Stated exercise:
Find the string "диалоге" in the records. Copy every line it appears in.

Data shown:
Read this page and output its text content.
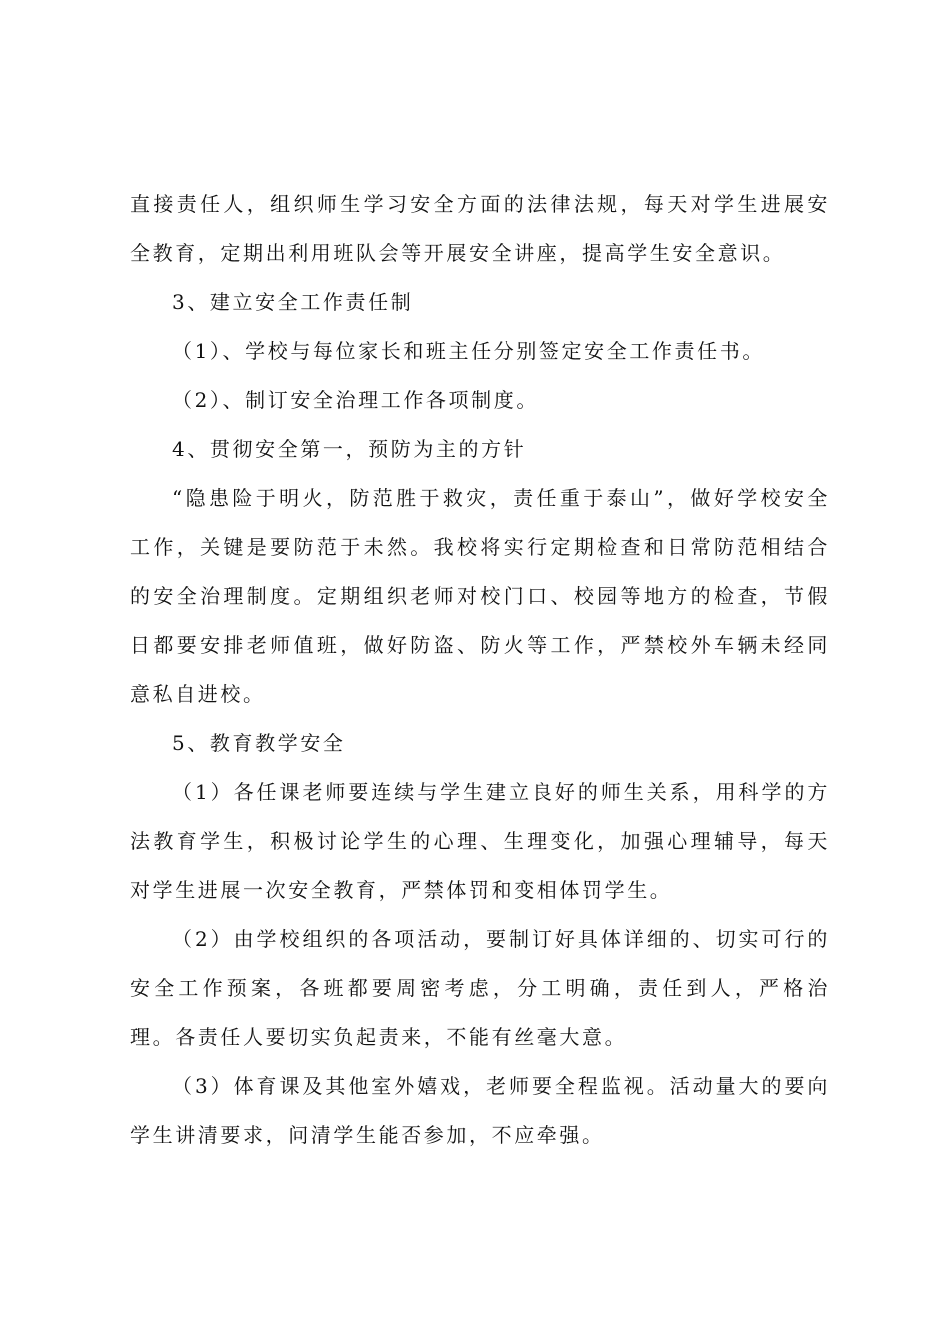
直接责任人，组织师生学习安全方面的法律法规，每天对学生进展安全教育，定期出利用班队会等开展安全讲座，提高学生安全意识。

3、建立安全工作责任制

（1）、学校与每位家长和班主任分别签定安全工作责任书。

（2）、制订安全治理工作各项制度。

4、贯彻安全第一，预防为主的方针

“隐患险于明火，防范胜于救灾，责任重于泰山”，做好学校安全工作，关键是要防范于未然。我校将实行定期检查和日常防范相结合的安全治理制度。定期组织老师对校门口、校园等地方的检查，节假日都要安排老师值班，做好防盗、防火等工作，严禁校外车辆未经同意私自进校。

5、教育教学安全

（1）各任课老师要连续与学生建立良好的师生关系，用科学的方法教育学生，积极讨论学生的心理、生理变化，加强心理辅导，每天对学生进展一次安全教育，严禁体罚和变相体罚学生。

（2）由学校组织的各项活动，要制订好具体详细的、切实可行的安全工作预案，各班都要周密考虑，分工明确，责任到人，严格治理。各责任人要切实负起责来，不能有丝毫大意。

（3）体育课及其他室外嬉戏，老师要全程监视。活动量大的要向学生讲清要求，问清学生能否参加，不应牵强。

...

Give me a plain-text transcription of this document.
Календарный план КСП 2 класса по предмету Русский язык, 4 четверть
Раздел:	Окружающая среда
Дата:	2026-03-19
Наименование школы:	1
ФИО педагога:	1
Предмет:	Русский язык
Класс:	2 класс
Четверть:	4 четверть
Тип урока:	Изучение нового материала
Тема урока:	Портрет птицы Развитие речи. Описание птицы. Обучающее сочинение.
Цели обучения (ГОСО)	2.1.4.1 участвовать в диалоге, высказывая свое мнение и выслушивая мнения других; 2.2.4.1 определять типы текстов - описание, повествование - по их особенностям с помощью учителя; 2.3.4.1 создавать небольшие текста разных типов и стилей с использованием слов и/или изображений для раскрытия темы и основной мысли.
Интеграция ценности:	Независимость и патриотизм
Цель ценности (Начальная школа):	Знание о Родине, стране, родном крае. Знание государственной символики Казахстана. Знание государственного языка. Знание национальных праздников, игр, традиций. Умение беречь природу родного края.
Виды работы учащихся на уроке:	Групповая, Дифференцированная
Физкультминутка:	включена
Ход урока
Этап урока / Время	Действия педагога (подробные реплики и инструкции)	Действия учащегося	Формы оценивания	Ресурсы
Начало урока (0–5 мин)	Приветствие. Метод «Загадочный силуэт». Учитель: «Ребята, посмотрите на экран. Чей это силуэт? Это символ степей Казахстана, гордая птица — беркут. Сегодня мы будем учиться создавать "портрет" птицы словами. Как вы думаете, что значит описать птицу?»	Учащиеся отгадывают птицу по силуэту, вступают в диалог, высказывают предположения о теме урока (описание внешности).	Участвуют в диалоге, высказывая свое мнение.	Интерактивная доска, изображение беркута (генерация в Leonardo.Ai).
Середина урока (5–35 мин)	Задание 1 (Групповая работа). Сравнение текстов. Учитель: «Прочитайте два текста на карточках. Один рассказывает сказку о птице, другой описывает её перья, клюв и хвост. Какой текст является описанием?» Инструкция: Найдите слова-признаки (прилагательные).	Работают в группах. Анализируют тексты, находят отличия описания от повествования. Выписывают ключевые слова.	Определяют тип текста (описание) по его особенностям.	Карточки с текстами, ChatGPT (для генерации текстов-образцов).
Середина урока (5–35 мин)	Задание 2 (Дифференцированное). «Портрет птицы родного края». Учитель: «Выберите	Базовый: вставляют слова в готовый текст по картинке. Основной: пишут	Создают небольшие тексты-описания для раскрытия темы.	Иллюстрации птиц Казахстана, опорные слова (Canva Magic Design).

Output:
Цели обучения (ГОСО)	2.1.4.1 участвовать в диалоге, высказывая свое мнение и выслушивая мнения других; 2.2.4.1 определять типы текстов - описание, повествование - по их особенностям с помощью учителя; 2.3.4.1 создавать небольшие текста разных типов и стилей с использованием слов и/или изображений для раскрытия темы и основной мысли.
Начало урока (0–5 мин)	Приветствие. Метод «Загадочный силуэт». Учитель: «Ребята, посмотрите на экран. Чей это силуэт? Это символ степей Казахстана, гордая птица — беркут. Сегодня мы будем учиться создавать "портрет" птицы словами. Как вы думаете, что значит описать птицу?»	Учащиеся отгадывают птицу по силуэту, вступают в диалог, высказывают предположения о теме урока (описание внешности).	Участвуют в диалоге, высказывая свое мнение.	Интерактивная доска, изображение беркута (генерация в Leonardo.Ai).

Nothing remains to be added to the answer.